◆ **Work to be completed**: Go through the data below. Pull out every line that has the word "Sistemas".

◆ **Dataset records**:

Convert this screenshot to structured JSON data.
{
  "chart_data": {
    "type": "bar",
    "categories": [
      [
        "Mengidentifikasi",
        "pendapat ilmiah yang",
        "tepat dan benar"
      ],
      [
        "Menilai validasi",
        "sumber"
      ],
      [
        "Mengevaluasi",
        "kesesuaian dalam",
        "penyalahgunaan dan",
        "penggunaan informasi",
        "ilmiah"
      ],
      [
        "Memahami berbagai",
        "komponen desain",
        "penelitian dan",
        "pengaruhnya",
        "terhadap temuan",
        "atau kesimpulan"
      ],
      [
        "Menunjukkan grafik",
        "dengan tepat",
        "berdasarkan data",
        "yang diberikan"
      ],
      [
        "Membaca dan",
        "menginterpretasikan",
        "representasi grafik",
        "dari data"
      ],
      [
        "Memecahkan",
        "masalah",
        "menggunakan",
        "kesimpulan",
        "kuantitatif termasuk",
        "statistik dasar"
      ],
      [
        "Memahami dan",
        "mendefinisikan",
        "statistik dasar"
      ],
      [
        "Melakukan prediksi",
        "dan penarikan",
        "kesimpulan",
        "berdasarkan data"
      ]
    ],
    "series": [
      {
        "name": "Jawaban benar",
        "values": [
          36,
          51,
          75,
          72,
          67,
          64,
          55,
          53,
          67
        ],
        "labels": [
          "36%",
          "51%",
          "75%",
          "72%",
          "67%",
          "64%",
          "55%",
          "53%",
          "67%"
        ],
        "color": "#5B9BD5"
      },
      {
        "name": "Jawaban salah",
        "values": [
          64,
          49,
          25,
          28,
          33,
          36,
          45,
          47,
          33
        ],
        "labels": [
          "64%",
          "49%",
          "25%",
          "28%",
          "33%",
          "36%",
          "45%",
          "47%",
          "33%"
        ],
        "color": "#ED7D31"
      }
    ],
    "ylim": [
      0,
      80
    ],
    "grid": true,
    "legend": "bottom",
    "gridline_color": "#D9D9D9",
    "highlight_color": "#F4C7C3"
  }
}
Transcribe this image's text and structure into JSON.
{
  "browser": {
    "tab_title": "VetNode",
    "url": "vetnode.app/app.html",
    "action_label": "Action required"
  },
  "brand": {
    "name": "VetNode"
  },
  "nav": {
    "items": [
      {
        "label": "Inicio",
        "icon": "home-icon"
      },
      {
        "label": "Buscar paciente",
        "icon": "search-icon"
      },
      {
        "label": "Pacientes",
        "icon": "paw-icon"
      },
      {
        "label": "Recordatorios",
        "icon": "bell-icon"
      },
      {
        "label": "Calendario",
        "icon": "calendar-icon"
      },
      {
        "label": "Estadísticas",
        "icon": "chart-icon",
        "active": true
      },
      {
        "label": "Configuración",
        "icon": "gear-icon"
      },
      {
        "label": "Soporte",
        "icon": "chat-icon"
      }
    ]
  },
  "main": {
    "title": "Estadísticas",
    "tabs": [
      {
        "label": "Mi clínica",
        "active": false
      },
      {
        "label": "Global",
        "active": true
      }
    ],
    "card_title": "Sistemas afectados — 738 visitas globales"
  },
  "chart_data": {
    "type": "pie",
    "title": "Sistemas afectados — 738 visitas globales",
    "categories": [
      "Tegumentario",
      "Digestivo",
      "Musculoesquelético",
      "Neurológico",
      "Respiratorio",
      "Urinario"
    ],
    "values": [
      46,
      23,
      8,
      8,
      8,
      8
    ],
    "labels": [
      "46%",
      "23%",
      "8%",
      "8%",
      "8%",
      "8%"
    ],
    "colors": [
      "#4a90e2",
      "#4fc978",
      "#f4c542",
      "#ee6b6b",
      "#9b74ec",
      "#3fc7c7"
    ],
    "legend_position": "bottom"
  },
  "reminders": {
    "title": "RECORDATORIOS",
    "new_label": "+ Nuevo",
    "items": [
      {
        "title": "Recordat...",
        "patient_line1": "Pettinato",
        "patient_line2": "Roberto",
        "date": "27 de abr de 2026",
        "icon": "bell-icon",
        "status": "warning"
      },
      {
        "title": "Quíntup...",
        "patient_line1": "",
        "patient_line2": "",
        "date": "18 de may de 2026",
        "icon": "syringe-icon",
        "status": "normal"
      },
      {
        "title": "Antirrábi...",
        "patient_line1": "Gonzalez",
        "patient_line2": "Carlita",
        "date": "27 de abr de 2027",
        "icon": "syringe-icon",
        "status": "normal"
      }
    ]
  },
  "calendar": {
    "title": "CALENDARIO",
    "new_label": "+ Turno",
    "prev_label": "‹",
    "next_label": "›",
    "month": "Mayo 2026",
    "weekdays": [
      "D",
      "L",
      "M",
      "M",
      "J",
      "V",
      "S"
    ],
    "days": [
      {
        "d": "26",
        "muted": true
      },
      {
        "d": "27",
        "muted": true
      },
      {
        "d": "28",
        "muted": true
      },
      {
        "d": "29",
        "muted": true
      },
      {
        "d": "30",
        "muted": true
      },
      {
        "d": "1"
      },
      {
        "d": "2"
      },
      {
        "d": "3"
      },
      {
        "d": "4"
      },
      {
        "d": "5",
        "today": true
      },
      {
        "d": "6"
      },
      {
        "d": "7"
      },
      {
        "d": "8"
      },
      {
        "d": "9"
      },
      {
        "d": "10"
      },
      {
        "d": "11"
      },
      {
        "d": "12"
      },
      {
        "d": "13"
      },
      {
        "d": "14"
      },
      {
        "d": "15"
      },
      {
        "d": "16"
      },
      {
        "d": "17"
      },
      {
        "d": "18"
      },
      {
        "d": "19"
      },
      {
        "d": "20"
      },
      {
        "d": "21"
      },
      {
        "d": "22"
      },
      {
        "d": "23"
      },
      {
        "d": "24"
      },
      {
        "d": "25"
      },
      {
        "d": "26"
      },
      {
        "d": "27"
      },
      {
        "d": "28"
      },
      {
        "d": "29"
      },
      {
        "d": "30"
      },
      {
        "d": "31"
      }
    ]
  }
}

◆ **Expected answer**:
    "card_title": "Sistemas afectados — 738 visitas globales"
    "title": "Sistemas afectados — 738 visitas globales",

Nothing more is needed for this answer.